START DATA EXCERPTS
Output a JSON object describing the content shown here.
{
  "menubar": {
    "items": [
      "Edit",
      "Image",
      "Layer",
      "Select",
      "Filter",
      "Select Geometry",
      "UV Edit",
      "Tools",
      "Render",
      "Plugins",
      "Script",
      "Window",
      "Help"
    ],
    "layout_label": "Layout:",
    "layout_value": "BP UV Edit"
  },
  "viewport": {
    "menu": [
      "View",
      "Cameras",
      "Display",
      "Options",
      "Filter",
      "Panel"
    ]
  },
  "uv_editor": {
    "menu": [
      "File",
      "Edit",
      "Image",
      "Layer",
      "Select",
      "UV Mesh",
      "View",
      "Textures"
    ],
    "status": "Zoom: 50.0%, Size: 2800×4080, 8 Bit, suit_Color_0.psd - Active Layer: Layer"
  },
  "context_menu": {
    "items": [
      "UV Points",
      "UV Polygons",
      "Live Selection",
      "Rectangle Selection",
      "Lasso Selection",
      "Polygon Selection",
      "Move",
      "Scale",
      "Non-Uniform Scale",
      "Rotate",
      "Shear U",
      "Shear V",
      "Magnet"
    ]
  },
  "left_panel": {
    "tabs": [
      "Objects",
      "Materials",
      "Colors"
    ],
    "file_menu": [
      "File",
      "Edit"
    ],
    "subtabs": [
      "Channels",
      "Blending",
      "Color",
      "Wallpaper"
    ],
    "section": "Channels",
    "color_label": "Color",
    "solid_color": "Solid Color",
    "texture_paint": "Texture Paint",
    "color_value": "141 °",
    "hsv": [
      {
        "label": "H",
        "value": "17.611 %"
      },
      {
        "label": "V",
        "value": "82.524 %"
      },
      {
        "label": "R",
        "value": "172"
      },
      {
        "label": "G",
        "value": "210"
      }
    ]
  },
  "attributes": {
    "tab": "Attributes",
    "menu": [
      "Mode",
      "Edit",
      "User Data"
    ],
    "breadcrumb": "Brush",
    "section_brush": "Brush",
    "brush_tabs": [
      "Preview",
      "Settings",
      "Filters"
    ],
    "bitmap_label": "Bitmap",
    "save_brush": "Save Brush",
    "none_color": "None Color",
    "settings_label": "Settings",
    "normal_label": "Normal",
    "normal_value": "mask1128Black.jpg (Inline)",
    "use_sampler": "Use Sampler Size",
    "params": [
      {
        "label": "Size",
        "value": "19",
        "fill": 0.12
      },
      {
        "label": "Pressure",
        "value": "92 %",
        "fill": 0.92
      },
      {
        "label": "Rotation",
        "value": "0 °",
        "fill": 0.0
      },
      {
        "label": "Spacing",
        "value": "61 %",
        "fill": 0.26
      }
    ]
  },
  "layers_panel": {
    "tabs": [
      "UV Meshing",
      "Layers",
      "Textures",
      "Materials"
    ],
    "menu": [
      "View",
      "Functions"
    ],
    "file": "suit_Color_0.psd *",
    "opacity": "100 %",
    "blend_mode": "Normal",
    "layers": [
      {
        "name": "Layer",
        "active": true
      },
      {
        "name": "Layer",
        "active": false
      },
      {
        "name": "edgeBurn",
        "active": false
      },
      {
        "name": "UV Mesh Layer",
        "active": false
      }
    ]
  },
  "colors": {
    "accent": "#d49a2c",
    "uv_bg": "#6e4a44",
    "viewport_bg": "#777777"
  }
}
END DATA EXCERPTS
*PROBLEM TO SOLVE*: From the data above, extract every line in its exact form.

*SOLUTION BELOW*:
Output a JSON object describing the content shown here.
{
  "menubar": {
    "items": [
      "Edit",
      "Image",
      "Layer",
      "Select",
      "Filter",
      "Select Geometry",
      "UV Edit",
      "Tools",
      "Render",
      "Plugins",
      "Script",
      "Window",
      "Help"
    ],
    "layout_label": "Layout:",
    "layout_value": "BP UV Edit"
  },
  "viewport": {
    "menu": [
      "View",
      "Cameras",
      "Display",
      "Options",
      "Filter",
      "Panel"
    ]
  },
  "uv_editor": {
    "menu": [
      "File",
      "Edit",
      "Image",
      "Layer",
      "Select",
      "UV Mesh",
      "View",
      "Textures"
    ],
    "status": "Zoom: 50.0%, Size: 2800×4080, 8 Bit, suit_Color_0.psd - Active Layer: Layer"
  },
  "context_menu": {
    "items": [
      "UV Points",
      "UV Polygons",
      "Live Selection",
      "Rectangle Selection",
      "Lasso Selection",
      "Polygon Selection",
      "Move",
      "Scale",
      "Non-Uniform Scale",
      "Rotate",
      "Shear U",
      "Shear V",
      "Magnet"
    ]
  },
  "left_panel": {
    "tabs": [
      "Objects",
      "Materials",
      "Colors"
    ],
    "file_menu": [
      "File",
      "Edit"
    ],
    "subtabs": [
      "Channels",
      "Blending",
      "Color",
      "Wallpaper"
    ],
    "section": "Channels",
    "color_label": "Color",
    "solid_color": "Solid Color",
    "texture_paint": "Texture Paint",
    "color_value": "141 °",
    "hsv": [
      {
        "label": "H",
        "value": "17.611 %"
      },
      {
        "label": "V",
        "value": "82.524 %"
      },
      {
        "label": "R",
        "value": "172"
      },
      {
        "label": "G",
        "value": "210"
      }
    ]
  },
  "attributes": {
    "tab": "Attributes",
    "menu": [
      "Mode",
      "Edit",
      "User Data"
    ],
    "breadcrumb": "Brush",
    "section_brush": "Brush",
    "brush_tabs": [
      "Preview",
      "Settings",
      "Filters"
    ],
    "bitmap_label": "Bitmap",
    "save_brush": "Save Brush",
    "none_color": "None Color",
    "settings_label": "Settings",
    "normal_label": "Normal",
    "normal_value": "mask1128Black.jpg (Inline)",
    "use_sampler": "Use Sampler Size",
    "params": [
      {
        "label": "Size",
        "value": "19",
        "fill": 0.12
      },
      {
        "label": "Pressure",
        "value": "92 %",
        "fill": 0.92
      },
      {
        "label": "Rotation",
        "value": "0 °",
        "fill": 0.0
      },
      {
        "label": "Spacing",
        "value": "61 %",
        "fill": 0.26
      }
    ]
  },
  "layers_panel": {
    "tabs": [
      "UV Meshing",
      "Layers",
      "Textures",
      "Materials"
    ],
    "menu": [
      "View",
      "Functions"
    ],
    "file": "suit_Color_0.psd *",
    "opacity": "100 %",
    "blend_mode": "Normal",
    "layers": [
      {
        "name": "Layer",
        "active": true
      },
      {
        "name": "Layer",
        "active": false
      },
      {
        "name": "edgeBurn",
        "active": false
      },
      {
        "name": "UV Mesh Layer",
        "active": false
      }
    ]
  },
  "colors": {
    "accent": "#d49a2c",
    "uv_bg": "#6e4a44",
    "viewport_bg": "#777777"
  }
}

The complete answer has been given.